▶ JOB: Would it be possible to write out each entry below exactly, without the pictures?

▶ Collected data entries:
-=-=-=-=-
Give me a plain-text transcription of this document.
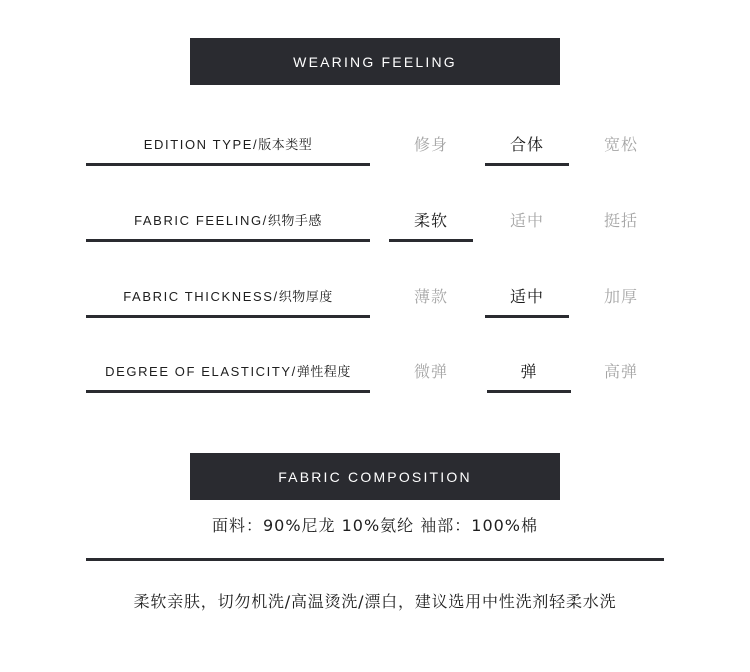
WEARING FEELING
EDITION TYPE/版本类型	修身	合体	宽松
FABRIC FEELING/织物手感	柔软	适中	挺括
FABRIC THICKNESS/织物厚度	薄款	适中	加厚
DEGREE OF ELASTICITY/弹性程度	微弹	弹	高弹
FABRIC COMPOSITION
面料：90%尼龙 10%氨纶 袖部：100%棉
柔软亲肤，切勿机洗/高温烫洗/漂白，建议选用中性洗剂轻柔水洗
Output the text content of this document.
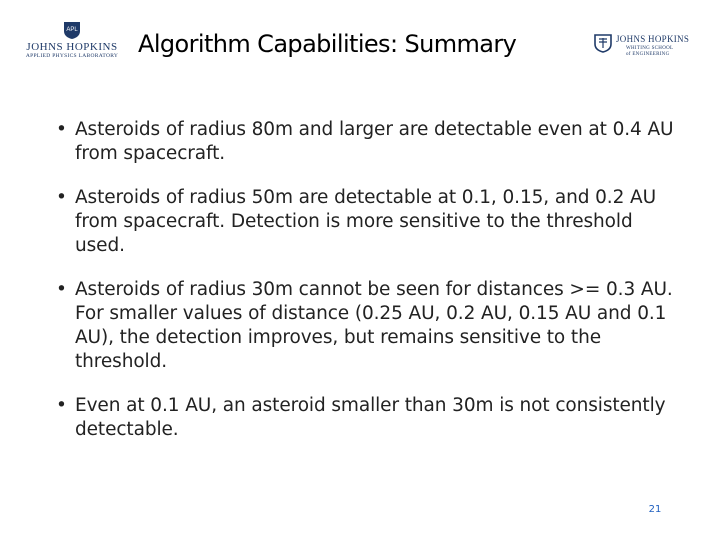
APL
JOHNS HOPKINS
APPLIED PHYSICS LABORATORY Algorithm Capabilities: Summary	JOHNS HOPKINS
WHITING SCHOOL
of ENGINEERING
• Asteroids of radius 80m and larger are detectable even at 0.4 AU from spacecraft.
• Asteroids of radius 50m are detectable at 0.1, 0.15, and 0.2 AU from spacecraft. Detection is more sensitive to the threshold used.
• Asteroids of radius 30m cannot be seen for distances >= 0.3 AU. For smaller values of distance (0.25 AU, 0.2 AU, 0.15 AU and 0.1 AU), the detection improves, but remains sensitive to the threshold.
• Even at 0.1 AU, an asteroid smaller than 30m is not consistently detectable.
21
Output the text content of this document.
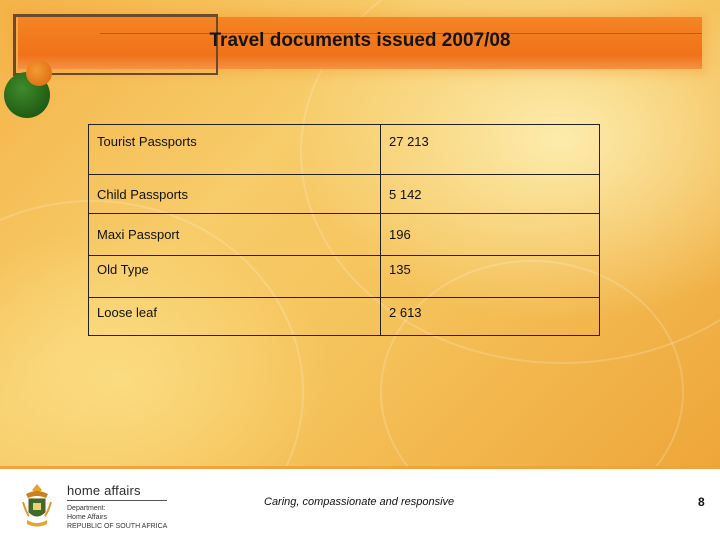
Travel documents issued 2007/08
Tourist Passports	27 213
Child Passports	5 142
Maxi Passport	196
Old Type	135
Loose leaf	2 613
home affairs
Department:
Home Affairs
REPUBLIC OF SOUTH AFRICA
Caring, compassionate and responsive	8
-=-=-=-=-
▶ ANSWER TO THE EXERCISE:
Give me a plain-text transcription of this document.
WEARING FEELING
EDITION TYPE/版本类型	修身	合体	宽松
FABRIC FEELING/织物手感	柔软	适中	挺括
FABRIC THICKNESS/织物厚度	薄款	适中	加厚
DEGREE OF ELASTICITY/弹性程度	微弹	弹	高弹
FABRIC COMPOSITION
面料：90%尼龙 10%氨纶 袖部：100%棉
柔软亲肤，切勿机洗/高温烫洗/漂白，建议选用中性洗剂轻柔水洗
Output the text content of this document.
APL
JOHNS HOPKINS
APPLIED PHYSICS LABORATORY Algorithm Capabilities: Summary	JOHNS HOPKINS
WHITING SCHOOL
of ENGINEERING
• Asteroids of radius 80m and larger are detectable even at 0.4 AU from spacecraft.
• Asteroids of radius 50m are detectable at 0.1, 0.15, and 0.2 AU from spacecraft. Detection is more sensitive to the threshold used.
• Asteroids of radius 30m cannot be seen for distances >= 0.3 AU. For smaller values of distance (0.25 AU, 0.2 AU, 0.15 AU and 0.1 AU), the detection improves, but remains sensitive to the threshold.
• Even at 0.1 AU, an asteroid smaller than 30m is not consistently detectable.
21
Output the text content of this document.
Travel documents issued 2007/08
Tourist Passports	27 213
Child Passports	5 142
Maxi Passport	196
Old Type	135
Loose leaf	2 613
home affairs
Department:
Home Affairs
REPUBLIC OF SOUTH AFRICA
Caring, compassionate and responsive	8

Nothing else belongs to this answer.